Collected data entries:

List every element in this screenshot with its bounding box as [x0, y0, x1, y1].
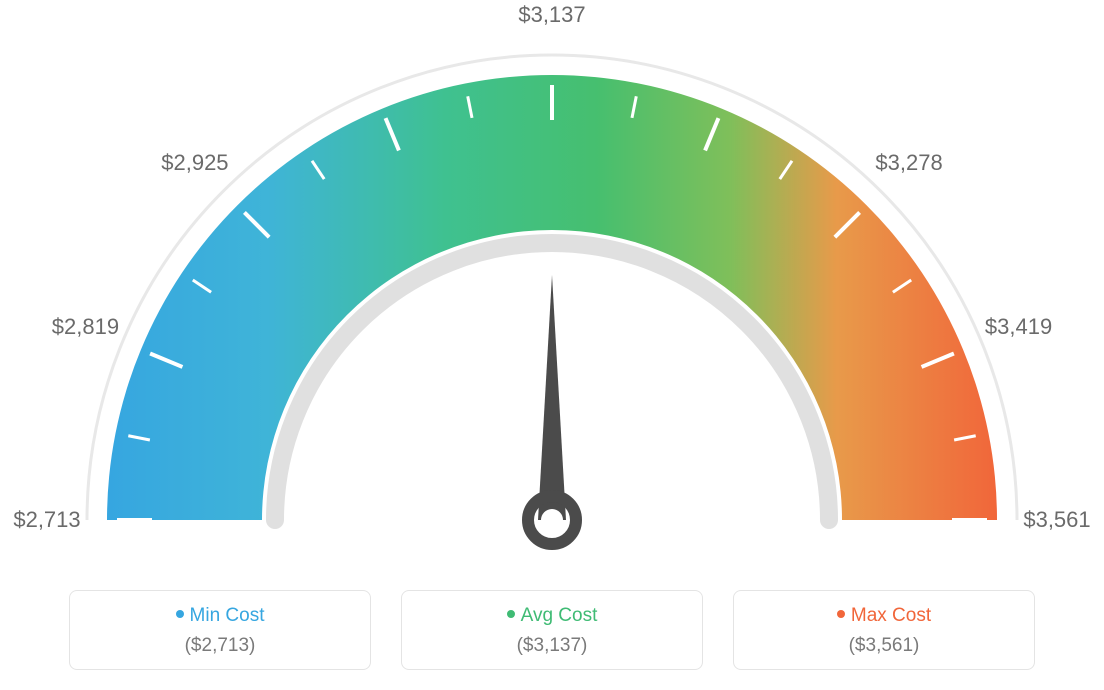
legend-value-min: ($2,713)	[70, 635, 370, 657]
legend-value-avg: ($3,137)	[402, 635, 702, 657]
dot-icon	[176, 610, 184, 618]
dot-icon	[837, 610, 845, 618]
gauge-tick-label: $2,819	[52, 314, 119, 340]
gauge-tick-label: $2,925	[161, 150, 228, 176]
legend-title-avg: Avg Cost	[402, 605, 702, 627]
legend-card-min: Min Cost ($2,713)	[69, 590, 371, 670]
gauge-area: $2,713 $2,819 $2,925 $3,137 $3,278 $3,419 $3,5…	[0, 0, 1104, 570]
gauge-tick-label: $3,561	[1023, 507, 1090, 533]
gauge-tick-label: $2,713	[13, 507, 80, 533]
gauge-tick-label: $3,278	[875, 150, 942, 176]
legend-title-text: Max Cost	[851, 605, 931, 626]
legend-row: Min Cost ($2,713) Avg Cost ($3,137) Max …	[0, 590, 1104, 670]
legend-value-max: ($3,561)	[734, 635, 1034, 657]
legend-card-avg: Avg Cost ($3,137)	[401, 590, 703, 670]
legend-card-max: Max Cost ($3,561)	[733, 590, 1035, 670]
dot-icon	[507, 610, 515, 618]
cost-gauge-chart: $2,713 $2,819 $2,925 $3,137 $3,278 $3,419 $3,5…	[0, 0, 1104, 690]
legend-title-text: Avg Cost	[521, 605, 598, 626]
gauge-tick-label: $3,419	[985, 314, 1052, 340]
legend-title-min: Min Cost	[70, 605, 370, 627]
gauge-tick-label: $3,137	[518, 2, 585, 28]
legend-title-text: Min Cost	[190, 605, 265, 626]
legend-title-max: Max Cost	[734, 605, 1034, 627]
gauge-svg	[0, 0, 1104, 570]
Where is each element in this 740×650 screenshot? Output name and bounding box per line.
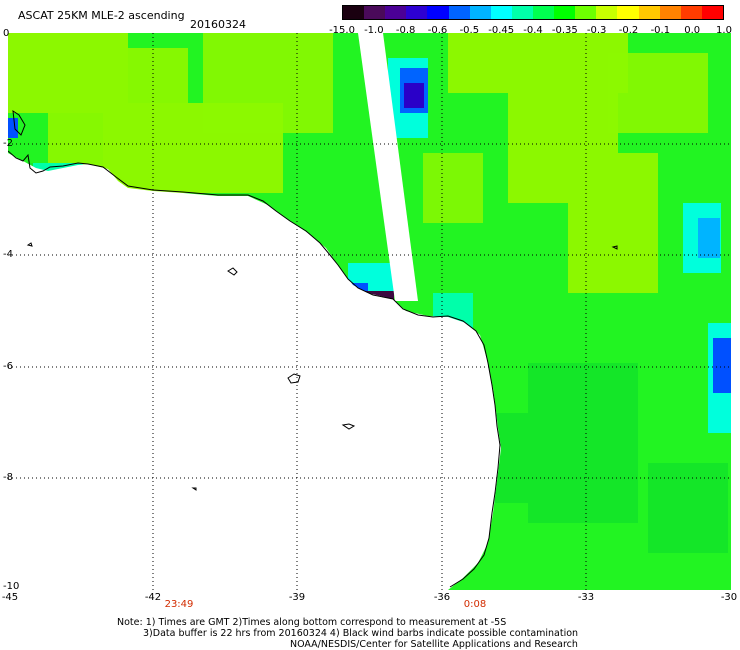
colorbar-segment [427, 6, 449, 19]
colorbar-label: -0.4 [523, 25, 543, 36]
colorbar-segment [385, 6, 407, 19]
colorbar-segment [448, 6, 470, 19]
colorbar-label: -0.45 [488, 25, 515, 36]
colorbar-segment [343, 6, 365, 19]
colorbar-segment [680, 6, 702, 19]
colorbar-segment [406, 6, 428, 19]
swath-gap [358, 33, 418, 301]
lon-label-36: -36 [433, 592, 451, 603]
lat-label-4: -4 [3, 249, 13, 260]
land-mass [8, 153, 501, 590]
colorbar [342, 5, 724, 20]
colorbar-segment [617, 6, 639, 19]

**WHAT IS EXPECTED:**
Return each line of the material above that contains the string "bounding", matching case exactly.

**RESPONSE FOR THIS EXERCISE:**
List every element in this screenshot with its bounding box as [x0, y0, x1, y1].
Where is each element in this 740×650 screenshot? Output name and bounding box per line.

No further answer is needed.